* [WHAT THIS TASK INVOLVES] Using the data below, repeat all of it precisely.

* [THE DATA]
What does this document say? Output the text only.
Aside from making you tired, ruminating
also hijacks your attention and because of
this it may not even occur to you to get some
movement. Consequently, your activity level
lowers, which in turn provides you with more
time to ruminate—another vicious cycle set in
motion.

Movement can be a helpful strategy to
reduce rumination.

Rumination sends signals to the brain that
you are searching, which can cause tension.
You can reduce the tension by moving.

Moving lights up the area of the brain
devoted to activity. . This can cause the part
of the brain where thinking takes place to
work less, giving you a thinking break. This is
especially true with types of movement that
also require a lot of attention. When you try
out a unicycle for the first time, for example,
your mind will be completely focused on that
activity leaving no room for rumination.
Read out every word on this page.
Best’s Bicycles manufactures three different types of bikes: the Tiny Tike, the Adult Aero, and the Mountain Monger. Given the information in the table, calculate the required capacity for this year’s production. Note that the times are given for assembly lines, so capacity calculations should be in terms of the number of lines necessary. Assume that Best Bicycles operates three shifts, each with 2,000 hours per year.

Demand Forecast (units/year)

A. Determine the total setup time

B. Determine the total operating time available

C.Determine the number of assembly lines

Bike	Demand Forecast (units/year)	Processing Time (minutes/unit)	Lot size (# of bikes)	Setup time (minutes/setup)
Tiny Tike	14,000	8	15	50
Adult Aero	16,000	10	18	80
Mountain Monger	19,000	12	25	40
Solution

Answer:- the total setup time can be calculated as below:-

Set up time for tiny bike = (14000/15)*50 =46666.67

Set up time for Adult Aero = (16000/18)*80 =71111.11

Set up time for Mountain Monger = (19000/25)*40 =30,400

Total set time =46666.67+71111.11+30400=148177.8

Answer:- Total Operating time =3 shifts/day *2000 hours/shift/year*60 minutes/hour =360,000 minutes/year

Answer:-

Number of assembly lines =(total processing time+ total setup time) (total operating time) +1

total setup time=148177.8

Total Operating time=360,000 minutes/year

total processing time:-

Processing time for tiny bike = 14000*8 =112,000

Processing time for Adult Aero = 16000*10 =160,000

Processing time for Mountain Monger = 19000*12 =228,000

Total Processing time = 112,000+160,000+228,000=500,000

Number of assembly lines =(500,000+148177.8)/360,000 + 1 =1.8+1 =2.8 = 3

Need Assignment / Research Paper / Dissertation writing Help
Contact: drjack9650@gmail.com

* [COMPLETED TASK]
What does this document say? Output the text only.
Aside from making you tired, ruminating
also hijacks your attention and because of
this it may not even occur to you to get some
movement. Consequently, your activity level
lowers, which in turn provides you with more
time to ruminate—another vicious cycle set in
motion.

Movement can be a helpful strategy to
reduce rumination.

Rumination sends signals to the brain that
you are searching, which can cause tension.
You can reduce the tension by moving.

Moving lights up the area of the brain
devoted to activity. . This can cause the part
of the brain where thinking takes place to
work less, giving you a thinking break. This is
especially true with types of movement that
also require a lot of attention. When you try
out a unicycle for the first time, for example,
your mind will be completely focused on that
activity leaving no room for rumination.
Read out every word on this page.
Best’s Bicycles manufactures three different types of bikes: the Tiny Tike, the Adult Aero, and the Mountain Monger. Given the information in the table, calculate the required capacity for this year’s production. Note that the times are given for assembly lines, so capacity calculations should be in terms of the number of lines necessary. Assume that Best Bicycles operates three shifts, each with 2,000 hours per year.

Demand Forecast (units/year)

A. Determine the total setup time

B. Determine the total operating time available

C.Determine the number of assembly lines

Bike	Demand Forecast (units/year)	Processing Time (minutes/unit)	Lot size (# of bikes)	Setup time (minutes/setup)
Tiny Tike	14,000	8	15	50
Adult Aero	16,000	10	18	80
Mountain Monger	19,000	12	25	40
Solution

Answer:- the total setup time can be calculated as below:-

Set up time for tiny bike = (14000/15)*50 =46666.67

Set up time for Adult Aero = (16000/18)*80 =71111.11

Set up time for Mountain Monger = (19000/25)*40 =30,400

Total set time =46666.67+71111.11+30400=148177.8

Answer:- Total Operating time =3 shifts/day *2000 hours/shift/year*60 minutes/hour =360,000 minutes/year

Answer:-

Number of assembly lines =(total processing time+ total setup time) (total operating time) +1

total setup time=148177.8

Total Operating time=360,000 minutes/year

total processing time:-

Processing time for tiny bike = 14000*8 =112,000

Processing time for Adult Aero = 16000*10 =160,000

Processing time for Mountain Monger = 19000*12 =228,000

Total Processing time = 112,000+160,000+228,000=500,000

Number of assembly lines =(500,000+148177.8)/360,000 + 1 =1.8+1 =2.8 = 3

Need Assignment / Research Paper / Dissertation writing Help
Contact: drjack9650@gmail.com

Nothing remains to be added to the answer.